Records from a data collection:
--------
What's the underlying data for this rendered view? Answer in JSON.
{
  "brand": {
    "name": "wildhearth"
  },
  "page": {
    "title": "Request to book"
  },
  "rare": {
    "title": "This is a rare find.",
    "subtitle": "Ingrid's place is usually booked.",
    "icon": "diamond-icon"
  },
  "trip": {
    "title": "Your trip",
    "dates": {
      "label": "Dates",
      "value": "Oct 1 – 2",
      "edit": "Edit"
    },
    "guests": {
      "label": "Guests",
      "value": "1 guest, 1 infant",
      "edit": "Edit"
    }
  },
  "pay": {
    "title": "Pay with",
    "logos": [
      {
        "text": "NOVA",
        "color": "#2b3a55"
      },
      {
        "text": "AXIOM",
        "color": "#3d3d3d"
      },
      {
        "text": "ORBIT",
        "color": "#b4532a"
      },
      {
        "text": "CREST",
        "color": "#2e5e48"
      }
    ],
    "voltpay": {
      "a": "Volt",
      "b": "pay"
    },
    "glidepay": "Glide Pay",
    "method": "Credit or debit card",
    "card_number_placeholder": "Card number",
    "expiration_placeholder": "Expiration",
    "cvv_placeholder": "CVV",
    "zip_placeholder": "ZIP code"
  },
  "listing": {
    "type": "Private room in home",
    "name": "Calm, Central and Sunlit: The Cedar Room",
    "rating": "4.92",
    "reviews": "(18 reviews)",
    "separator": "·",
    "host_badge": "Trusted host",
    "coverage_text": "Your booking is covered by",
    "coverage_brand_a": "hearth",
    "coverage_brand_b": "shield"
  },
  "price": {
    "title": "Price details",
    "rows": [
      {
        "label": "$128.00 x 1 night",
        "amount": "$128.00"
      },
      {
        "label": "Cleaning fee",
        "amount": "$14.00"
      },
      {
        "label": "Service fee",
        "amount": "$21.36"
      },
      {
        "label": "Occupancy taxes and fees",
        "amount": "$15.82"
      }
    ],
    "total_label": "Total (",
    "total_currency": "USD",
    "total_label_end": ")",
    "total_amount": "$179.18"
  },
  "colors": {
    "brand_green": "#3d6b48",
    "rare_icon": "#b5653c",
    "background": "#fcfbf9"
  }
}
--------
What this task involves: From the data, list each line in which the string "Your" appears.

Solution for this problem:
    "title": "Your trip",
    "coverage_text": "Your booking is covered by",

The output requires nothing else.